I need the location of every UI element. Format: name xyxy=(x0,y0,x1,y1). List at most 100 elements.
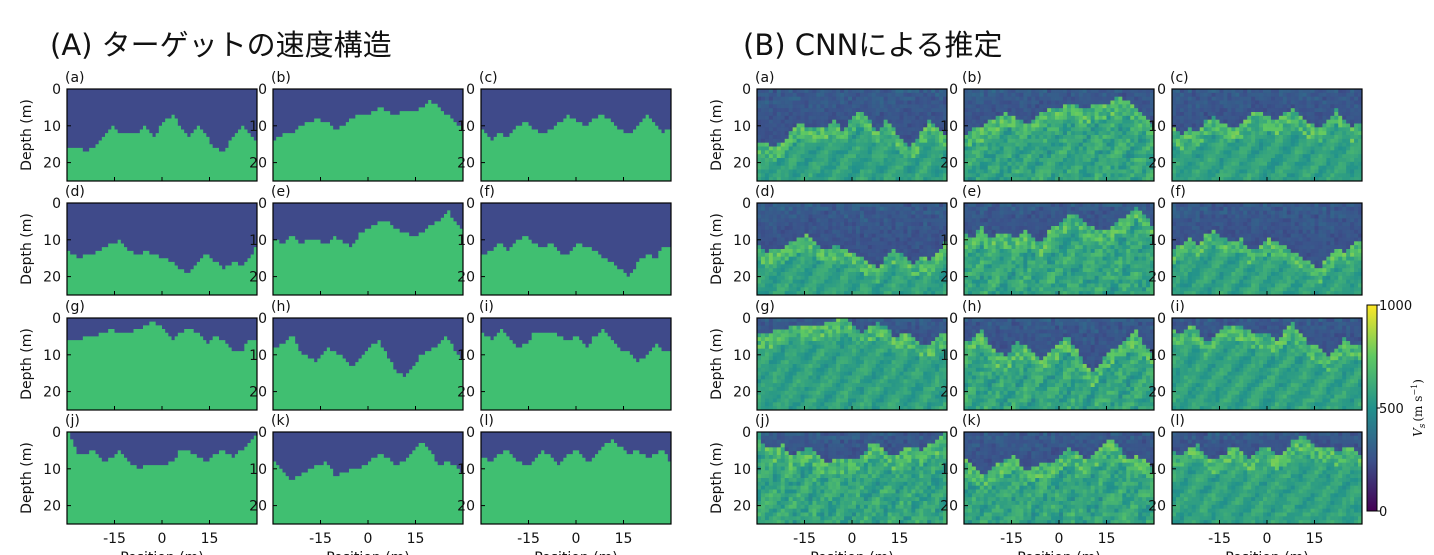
cnn-cell xyxy=(1350,169,1355,174)
target-bottom-layer xyxy=(481,114,671,181)
cnn-cell xyxy=(820,108,825,113)
cnn-cell xyxy=(879,245,885,250)
cnn-cell xyxy=(1302,92,1307,98)
cnn-cell xyxy=(883,203,889,208)
cnn-cell xyxy=(828,264,833,269)
cnn-cell xyxy=(804,96,809,101)
cnn-cell xyxy=(1138,135,1143,140)
cnn-cell xyxy=(836,283,841,288)
cnn-cell xyxy=(1334,100,1339,105)
cnn-cell xyxy=(1086,127,1092,132)
cnn-cell xyxy=(1263,92,1268,98)
cnn-cell xyxy=(1191,177,1197,182)
cnn-cell xyxy=(899,154,904,159)
cnn-cell xyxy=(1179,112,1185,117)
cnn-cell xyxy=(919,142,924,147)
cnn-cell xyxy=(895,119,900,124)
cnn-cell xyxy=(915,229,920,235)
cnn-cell xyxy=(1035,115,1040,121)
cnn-cell xyxy=(1047,138,1052,144)
cnn-cell xyxy=(848,108,853,113)
cnn-cell xyxy=(987,214,993,219)
cnn-cell xyxy=(1322,169,1327,174)
cnn-cell xyxy=(1243,131,1248,136)
cnn-cell xyxy=(816,108,821,113)
cnn-cell xyxy=(1051,131,1056,136)
cnn-cell xyxy=(895,245,900,250)
cnn-cell xyxy=(812,260,817,265)
cnn-cell xyxy=(995,260,1001,265)
cnn-cell xyxy=(816,92,821,98)
cnn-cell xyxy=(1215,131,1220,136)
cnn-cell xyxy=(863,173,869,178)
cnn-cell xyxy=(867,222,873,227)
cnn-cell xyxy=(776,96,782,101)
cnn-cell xyxy=(899,173,904,178)
cnn-cell xyxy=(757,115,762,121)
cnn-cell xyxy=(931,241,936,246)
cnn-cell xyxy=(780,142,786,147)
cnn-cell xyxy=(784,177,790,182)
cnn-cell xyxy=(863,92,869,98)
cnn-cell xyxy=(1051,135,1056,140)
cnn-cell xyxy=(911,154,916,159)
cnn-cell xyxy=(863,89,869,94)
cnn-cell xyxy=(1350,119,1355,124)
cnn-cell xyxy=(907,287,912,292)
cnn-cell xyxy=(832,146,837,151)
cnn-cell xyxy=(983,173,989,178)
cnn-cell xyxy=(1130,131,1135,136)
cnn-cell xyxy=(1350,142,1355,147)
cnn-cell xyxy=(939,142,944,147)
cnn-cell xyxy=(1066,119,1072,124)
cnn-cell xyxy=(1055,89,1060,94)
cnn-cell xyxy=(1027,158,1032,163)
cnn-cell xyxy=(776,245,782,250)
cnn-cell xyxy=(1235,177,1240,182)
cnn-cell xyxy=(979,264,985,269)
cnn-cell xyxy=(1175,92,1181,98)
cnn-cell xyxy=(927,241,932,246)
cnn-cell xyxy=(757,229,762,235)
cnn-cell xyxy=(788,279,794,284)
cnn-cell xyxy=(1187,112,1193,117)
cnn-cell xyxy=(1043,115,1048,121)
cnn-cell xyxy=(927,165,932,170)
cnn-cell xyxy=(836,138,841,144)
cnn-cell xyxy=(935,169,940,174)
cnn-cell xyxy=(1179,135,1185,140)
cnn-cell xyxy=(923,154,928,159)
cnn-cell xyxy=(891,279,896,284)
ytick-label: 0 xyxy=(742,196,751,212)
cnn-cell xyxy=(1179,100,1185,105)
cnn-cell xyxy=(1110,104,1115,109)
cnn-cell xyxy=(939,138,944,144)
cnn-cell xyxy=(776,169,782,174)
cnn-cell xyxy=(1019,169,1024,174)
cnn-cell xyxy=(903,210,908,215)
cnn-cell xyxy=(1278,96,1284,101)
cnn-cell xyxy=(879,108,885,113)
cnn-cell xyxy=(792,264,797,269)
cnn-cell xyxy=(844,127,849,132)
cnn-cell xyxy=(800,96,805,101)
cnn-cell xyxy=(895,127,900,132)
cnn-cell xyxy=(1350,112,1355,117)
cnn-cell xyxy=(832,165,837,170)
cnn-cell xyxy=(1031,108,1036,113)
cnn-cell xyxy=(1346,169,1351,174)
cnn-cell xyxy=(887,226,892,231)
cnn-cell xyxy=(971,218,977,223)
cnn-cell xyxy=(927,89,932,94)
cnn-cell xyxy=(1223,112,1228,117)
cnn-cell xyxy=(1134,138,1139,144)
cnn-cell xyxy=(1062,161,1068,167)
cnn-cell xyxy=(820,249,825,254)
cnn-cell xyxy=(1318,119,1323,124)
cnn-cell xyxy=(1330,96,1335,101)
cnn-cell xyxy=(1310,112,1315,117)
cnn-cell xyxy=(999,214,1004,219)
cnn-cell xyxy=(927,115,932,121)
cnn-cell xyxy=(995,131,1001,136)
cnn-cell xyxy=(1142,89,1147,94)
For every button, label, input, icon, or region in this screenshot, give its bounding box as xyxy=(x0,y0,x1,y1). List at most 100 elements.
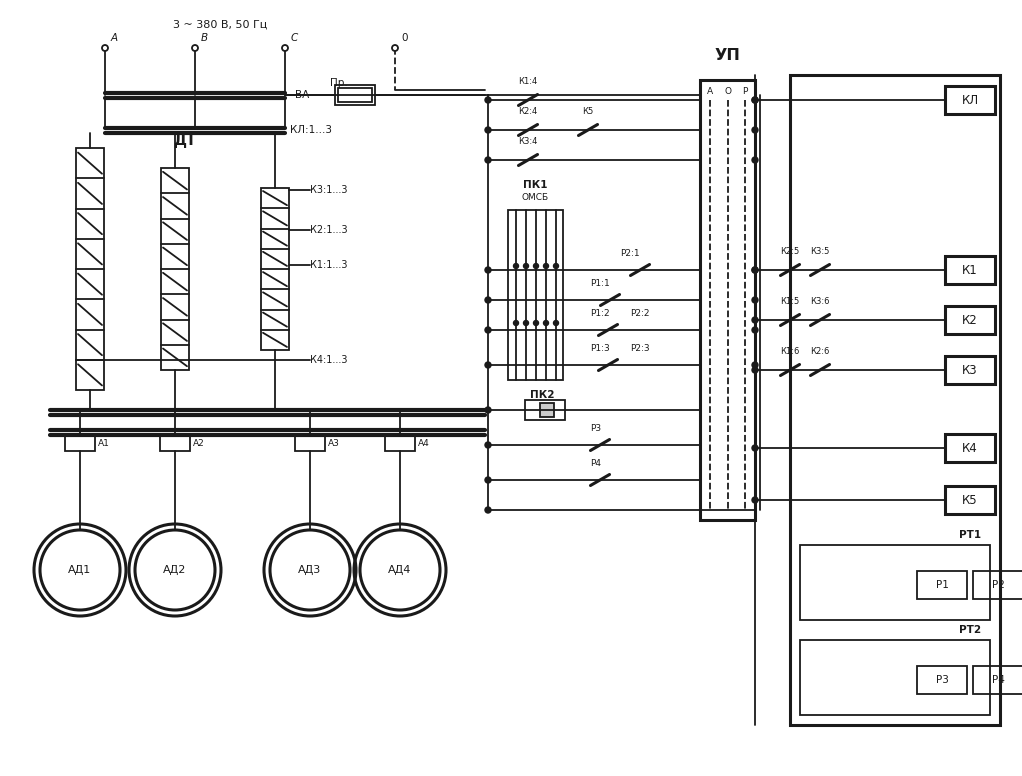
Text: К4: К4 xyxy=(962,442,978,455)
Circle shape xyxy=(513,264,518,268)
Text: А: А xyxy=(707,88,713,96)
Circle shape xyxy=(752,97,758,103)
Circle shape xyxy=(485,157,491,163)
Bar xyxy=(65,435,95,451)
Circle shape xyxy=(485,127,491,133)
Text: Р2: Р2 xyxy=(991,580,1005,590)
Text: АД1: АД1 xyxy=(68,565,92,575)
Circle shape xyxy=(752,317,758,323)
Text: К3:4: К3:4 xyxy=(518,137,538,146)
Text: ПК1: ПК1 xyxy=(523,180,548,190)
Circle shape xyxy=(523,320,528,325)
Text: А: А xyxy=(111,33,119,43)
Text: ДТ: ДТ xyxy=(174,133,196,147)
Text: ОМСБ: ОМСБ xyxy=(522,193,549,203)
Text: К4:1...3: К4:1...3 xyxy=(310,355,347,365)
Text: ВА: ВА xyxy=(295,90,310,100)
Circle shape xyxy=(544,264,549,268)
Text: АД3: АД3 xyxy=(298,565,322,575)
Text: А1: А1 xyxy=(98,438,110,448)
Text: К5: К5 xyxy=(962,494,978,507)
Text: К1:5: К1:5 xyxy=(781,297,799,306)
Text: О: О xyxy=(725,88,732,96)
Text: КЛ: КЛ xyxy=(962,93,978,106)
Circle shape xyxy=(485,362,491,368)
Bar xyxy=(261,188,289,350)
Circle shape xyxy=(533,320,539,325)
Text: К2:4: К2:4 xyxy=(518,107,538,116)
Bar xyxy=(945,486,995,514)
Circle shape xyxy=(544,320,549,325)
Text: К3:5: К3:5 xyxy=(810,247,830,256)
Text: К1:6: К1:6 xyxy=(781,347,799,356)
Circle shape xyxy=(752,362,758,368)
Bar xyxy=(385,435,415,451)
Circle shape xyxy=(752,297,758,303)
Bar xyxy=(945,256,995,284)
Text: К3:1...3: К3:1...3 xyxy=(310,185,347,195)
Circle shape xyxy=(485,407,491,413)
Bar xyxy=(540,403,554,417)
Text: К2:1...3: К2:1...3 xyxy=(310,225,347,235)
Text: Р1:1: Р1:1 xyxy=(590,279,610,288)
Bar xyxy=(508,210,563,380)
Circle shape xyxy=(485,477,491,483)
Text: УП: УП xyxy=(714,47,740,63)
Bar xyxy=(800,640,990,715)
Text: Р4: Р4 xyxy=(590,459,601,468)
Circle shape xyxy=(752,127,758,133)
Circle shape xyxy=(554,320,558,325)
Circle shape xyxy=(523,264,528,268)
Circle shape xyxy=(102,45,108,51)
Text: Р2:1: Р2:1 xyxy=(620,249,640,258)
Text: К5: К5 xyxy=(583,107,594,116)
Text: К2:6: К2:6 xyxy=(810,347,830,356)
Circle shape xyxy=(485,507,491,513)
Text: С: С xyxy=(291,33,298,43)
Circle shape xyxy=(485,442,491,448)
Bar xyxy=(76,148,104,390)
Text: А3: А3 xyxy=(328,438,340,448)
Text: Р: Р xyxy=(742,88,748,96)
Circle shape xyxy=(192,45,198,51)
Bar xyxy=(945,306,995,334)
Text: Р2:2: Р2:2 xyxy=(630,309,650,318)
Bar xyxy=(161,168,189,370)
Circle shape xyxy=(752,445,758,451)
Bar xyxy=(973,666,1022,694)
Text: ПК2: ПК2 xyxy=(530,390,555,400)
Text: АД4: АД4 xyxy=(388,565,412,575)
Text: Р3: Р3 xyxy=(935,675,948,685)
Circle shape xyxy=(554,264,558,268)
Circle shape xyxy=(752,497,758,503)
Text: К3:6: К3:6 xyxy=(810,297,830,306)
Bar xyxy=(335,85,375,105)
Bar xyxy=(945,86,995,114)
Text: АД2: АД2 xyxy=(164,565,187,575)
Circle shape xyxy=(513,320,518,325)
Circle shape xyxy=(282,45,288,51)
Bar xyxy=(525,400,565,420)
Circle shape xyxy=(485,297,491,303)
Text: Р2:3: Р2:3 xyxy=(630,344,650,353)
Text: Р1:3: Р1:3 xyxy=(590,344,610,353)
Bar xyxy=(917,666,967,694)
Text: РТ1: РТ1 xyxy=(959,530,981,540)
Circle shape xyxy=(485,97,491,103)
Circle shape xyxy=(752,327,758,333)
Circle shape xyxy=(752,367,758,373)
Circle shape xyxy=(752,97,758,103)
Text: К3: К3 xyxy=(962,363,978,376)
Bar xyxy=(917,571,967,599)
Text: К1: К1 xyxy=(962,264,978,276)
Circle shape xyxy=(485,267,491,273)
Bar xyxy=(973,571,1022,599)
Bar xyxy=(160,435,190,451)
Text: К1:4: К1:4 xyxy=(518,77,538,86)
Text: Р3: Р3 xyxy=(590,424,601,433)
Bar xyxy=(700,80,755,520)
Text: К2: К2 xyxy=(962,314,978,327)
Bar xyxy=(790,75,1000,725)
Circle shape xyxy=(392,45,398,51)
Text: КЛ:1...3: КЛ:1...3 xyxy=(290,125,332,135)
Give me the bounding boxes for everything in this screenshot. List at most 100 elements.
# # # #
Render the records between the line holding "Text: К4: К4 xyxy=(962,442,978,455)" and the line holding "Text: К3:5: К3:5 xyxy=(810,247,830,256)", inclusive, as a numbered list with blank lines left out.

1. Text: К4: К4 xyxy=(962,442,978,455)
2. Circle shape xyxy=(513,264,518,268)
3. Text: А: А xyxy=(707,88,713,96)
4. Circle shape xyxy=(752,97,758,103)
5. Circle shape xyxy=(485,157,491,163)
6. Bar xyxy=(65,435,95,451)
7. Circle shape xyxy=(485,127,491,133)
8. Text: Р2: Р2 xyxy=(991,580,1005,590)
9. Text: АД1: АД1 xyxy=(68,565,92,575)
10. Circle shape xyxy=(752,317,758,323)
11. Text: К3:4: К3:4 xyxy=(518,137,538,146)
12. Text: ПК1: ПК1 xyxy=(523,180,548,190)
13. Circle shape xyxy=(523,320,528,325)
14. Text: А: А xyxy=(111,33,119,43)
15. Text: ДТ: ДТ xyxy=(174,133,196,147)
16. Text: ОМСБ: ОМСБ xyxy=(522,193,549,203)
17. Text: К4:1...3: К4:1...3 xyxy=(310,355,347,365)
18. Text: ВА: ВА xyxy=(295,90,310,100)
19. Circle shape xyxy=(544,264,549,268)
20. Text: АД3: АД3 xyxy=(298,565,322,575)
21. Text: А1: А1 xyxy=(98,438,110,448)
22. Text: К5: К5 xyxy=(962,494,978,507)
23. Text: К1:5: К1:5 xyxy=(781,297,799,306)
24. Text: О: О xyxy=(725,88,732,96)
25. Text: КЛ: КЛ xyxy=(962,93,978,106)
26. Circle shape xyxy=(485,362,491,368)
27. Bar xyxy=(261,188,289,350)
28. Circle shape xyxy=(533,320,539,325)
29. Text: К2:4: К2:4 xyxy=(518,107,538,116)
30. Bar xyxy=(945,486,995,514)
31. Circle shape xyxy=(544,320,549,325)
32. Text: К3:5: К3:5 xyxy=(810,247,830,256)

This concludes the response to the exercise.